Data records:
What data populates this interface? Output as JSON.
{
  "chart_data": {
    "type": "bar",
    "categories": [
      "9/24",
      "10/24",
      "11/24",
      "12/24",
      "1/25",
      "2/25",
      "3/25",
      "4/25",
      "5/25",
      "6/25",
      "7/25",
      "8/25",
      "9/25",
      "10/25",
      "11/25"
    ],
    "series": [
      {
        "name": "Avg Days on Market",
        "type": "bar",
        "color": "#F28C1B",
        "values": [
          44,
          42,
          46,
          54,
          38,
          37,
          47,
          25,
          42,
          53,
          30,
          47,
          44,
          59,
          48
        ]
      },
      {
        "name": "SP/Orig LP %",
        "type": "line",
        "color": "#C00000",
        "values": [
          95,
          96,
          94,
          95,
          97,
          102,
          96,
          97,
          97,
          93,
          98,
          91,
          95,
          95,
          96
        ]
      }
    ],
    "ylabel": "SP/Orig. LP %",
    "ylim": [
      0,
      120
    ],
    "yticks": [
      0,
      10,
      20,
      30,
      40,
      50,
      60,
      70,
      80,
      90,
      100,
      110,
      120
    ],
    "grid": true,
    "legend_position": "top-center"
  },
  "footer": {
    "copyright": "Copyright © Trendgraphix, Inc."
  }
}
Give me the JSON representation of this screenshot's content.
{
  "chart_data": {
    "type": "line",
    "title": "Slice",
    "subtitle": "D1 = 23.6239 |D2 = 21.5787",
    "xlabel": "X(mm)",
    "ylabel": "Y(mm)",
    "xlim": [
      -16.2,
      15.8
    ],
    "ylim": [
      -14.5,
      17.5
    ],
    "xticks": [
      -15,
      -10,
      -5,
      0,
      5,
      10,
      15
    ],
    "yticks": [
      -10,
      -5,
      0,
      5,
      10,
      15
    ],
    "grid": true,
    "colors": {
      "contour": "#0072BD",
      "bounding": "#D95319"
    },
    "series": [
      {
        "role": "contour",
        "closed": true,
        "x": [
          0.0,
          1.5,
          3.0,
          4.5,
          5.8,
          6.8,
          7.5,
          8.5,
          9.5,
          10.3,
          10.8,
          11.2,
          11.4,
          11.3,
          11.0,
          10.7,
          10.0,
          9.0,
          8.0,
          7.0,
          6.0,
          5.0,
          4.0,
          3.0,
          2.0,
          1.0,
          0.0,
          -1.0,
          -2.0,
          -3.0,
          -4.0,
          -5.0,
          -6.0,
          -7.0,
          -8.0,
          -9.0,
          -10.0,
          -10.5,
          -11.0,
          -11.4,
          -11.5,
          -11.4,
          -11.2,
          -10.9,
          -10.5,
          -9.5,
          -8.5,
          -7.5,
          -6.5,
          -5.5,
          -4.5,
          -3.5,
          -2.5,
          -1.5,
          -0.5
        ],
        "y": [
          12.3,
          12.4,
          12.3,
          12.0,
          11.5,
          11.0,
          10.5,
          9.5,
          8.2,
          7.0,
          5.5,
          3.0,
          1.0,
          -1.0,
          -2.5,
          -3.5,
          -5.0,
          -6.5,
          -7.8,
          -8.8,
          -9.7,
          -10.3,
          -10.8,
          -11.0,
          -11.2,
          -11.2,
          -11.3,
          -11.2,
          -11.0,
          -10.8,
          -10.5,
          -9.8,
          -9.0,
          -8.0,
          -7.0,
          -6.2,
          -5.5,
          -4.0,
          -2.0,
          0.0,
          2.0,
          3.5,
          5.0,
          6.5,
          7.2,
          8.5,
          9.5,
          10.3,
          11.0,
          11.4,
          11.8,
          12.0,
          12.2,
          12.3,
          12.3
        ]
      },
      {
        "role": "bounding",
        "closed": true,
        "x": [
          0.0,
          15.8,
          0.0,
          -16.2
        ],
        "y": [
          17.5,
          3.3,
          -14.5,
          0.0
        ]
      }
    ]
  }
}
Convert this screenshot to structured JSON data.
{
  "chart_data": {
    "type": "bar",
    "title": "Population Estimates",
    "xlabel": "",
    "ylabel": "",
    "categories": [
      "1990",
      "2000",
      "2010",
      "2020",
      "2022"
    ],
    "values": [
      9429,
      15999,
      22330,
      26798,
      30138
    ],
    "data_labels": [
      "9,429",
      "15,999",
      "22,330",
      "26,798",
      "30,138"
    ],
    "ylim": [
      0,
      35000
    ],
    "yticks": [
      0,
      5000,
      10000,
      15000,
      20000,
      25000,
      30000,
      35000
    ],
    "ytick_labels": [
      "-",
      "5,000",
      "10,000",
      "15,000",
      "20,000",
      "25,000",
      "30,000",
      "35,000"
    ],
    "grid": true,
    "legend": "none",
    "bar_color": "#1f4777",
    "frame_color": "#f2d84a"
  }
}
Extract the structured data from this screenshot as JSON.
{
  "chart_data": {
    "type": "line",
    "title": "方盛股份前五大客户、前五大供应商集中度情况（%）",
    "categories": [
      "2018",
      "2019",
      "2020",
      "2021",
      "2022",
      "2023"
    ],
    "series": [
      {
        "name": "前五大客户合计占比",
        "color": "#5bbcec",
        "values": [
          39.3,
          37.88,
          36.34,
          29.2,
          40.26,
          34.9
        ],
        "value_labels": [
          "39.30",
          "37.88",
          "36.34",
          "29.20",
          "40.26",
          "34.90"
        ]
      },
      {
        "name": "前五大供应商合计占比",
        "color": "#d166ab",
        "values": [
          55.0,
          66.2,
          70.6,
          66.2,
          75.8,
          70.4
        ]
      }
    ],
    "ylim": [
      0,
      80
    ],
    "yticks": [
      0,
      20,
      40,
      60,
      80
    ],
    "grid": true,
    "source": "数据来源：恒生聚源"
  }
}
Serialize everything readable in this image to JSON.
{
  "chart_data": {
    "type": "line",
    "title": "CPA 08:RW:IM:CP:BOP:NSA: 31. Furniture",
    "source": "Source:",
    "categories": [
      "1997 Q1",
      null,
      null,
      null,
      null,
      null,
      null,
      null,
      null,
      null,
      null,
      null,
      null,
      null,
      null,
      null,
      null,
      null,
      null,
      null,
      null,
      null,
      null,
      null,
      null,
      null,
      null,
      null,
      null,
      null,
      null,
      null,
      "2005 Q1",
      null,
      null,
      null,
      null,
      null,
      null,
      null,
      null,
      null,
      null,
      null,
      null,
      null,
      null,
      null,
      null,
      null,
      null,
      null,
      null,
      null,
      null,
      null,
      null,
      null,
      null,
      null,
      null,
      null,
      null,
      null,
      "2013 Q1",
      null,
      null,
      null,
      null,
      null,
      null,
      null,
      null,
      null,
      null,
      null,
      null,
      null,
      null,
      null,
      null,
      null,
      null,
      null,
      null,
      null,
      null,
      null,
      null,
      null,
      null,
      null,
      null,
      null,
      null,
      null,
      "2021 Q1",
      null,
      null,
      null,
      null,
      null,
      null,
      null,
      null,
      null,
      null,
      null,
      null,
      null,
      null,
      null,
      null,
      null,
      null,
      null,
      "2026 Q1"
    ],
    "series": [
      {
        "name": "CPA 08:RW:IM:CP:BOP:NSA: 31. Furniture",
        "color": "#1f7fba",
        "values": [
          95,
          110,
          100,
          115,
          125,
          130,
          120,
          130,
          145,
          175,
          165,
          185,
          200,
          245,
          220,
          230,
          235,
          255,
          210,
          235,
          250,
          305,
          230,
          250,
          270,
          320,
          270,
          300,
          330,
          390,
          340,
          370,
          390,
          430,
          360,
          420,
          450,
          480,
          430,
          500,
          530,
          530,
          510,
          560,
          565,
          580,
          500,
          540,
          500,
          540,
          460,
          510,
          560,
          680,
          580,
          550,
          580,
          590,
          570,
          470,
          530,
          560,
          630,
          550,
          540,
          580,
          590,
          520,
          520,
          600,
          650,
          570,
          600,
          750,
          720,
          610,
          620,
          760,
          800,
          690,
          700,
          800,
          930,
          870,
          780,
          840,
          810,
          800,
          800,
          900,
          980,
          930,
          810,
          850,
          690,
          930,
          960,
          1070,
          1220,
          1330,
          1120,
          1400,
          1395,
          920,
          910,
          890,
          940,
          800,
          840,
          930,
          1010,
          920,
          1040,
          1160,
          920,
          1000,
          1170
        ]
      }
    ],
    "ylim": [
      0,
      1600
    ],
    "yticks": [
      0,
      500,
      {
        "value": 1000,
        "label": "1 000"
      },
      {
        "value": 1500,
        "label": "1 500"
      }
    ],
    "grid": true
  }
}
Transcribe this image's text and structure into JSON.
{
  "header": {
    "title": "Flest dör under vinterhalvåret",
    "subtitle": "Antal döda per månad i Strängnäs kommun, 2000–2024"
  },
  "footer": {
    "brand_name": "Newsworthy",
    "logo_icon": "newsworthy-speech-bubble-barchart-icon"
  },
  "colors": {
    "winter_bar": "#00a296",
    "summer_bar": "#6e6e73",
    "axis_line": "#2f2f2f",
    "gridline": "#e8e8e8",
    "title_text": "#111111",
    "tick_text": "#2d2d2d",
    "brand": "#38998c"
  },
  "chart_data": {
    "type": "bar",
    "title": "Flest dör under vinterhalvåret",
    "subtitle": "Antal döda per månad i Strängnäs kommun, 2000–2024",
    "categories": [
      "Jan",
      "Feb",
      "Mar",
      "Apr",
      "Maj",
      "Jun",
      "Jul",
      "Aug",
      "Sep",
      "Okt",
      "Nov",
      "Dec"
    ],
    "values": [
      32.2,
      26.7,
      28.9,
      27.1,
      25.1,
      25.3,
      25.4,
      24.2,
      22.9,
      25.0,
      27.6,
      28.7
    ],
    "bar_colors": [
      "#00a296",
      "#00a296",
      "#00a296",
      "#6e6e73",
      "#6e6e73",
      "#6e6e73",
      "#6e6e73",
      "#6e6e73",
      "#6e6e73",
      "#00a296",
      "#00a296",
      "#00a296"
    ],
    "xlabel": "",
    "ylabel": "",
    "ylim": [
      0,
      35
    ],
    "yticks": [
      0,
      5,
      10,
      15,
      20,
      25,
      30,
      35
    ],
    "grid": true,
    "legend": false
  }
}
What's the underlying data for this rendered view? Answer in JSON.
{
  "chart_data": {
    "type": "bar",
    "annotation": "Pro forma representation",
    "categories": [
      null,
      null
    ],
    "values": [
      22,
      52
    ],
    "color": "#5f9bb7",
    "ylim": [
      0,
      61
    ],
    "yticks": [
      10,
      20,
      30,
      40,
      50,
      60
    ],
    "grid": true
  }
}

Set task: Select from the material above each line in which the string "Strängnäs" appears, and list those lines.

Solution to this problem:
    "subtitle": "Antal döda per månad i Strängnäs kommun, 2000–2024"
    "subtitle": "Antal döda per månad i Strängnäs kommun, 2000–2024",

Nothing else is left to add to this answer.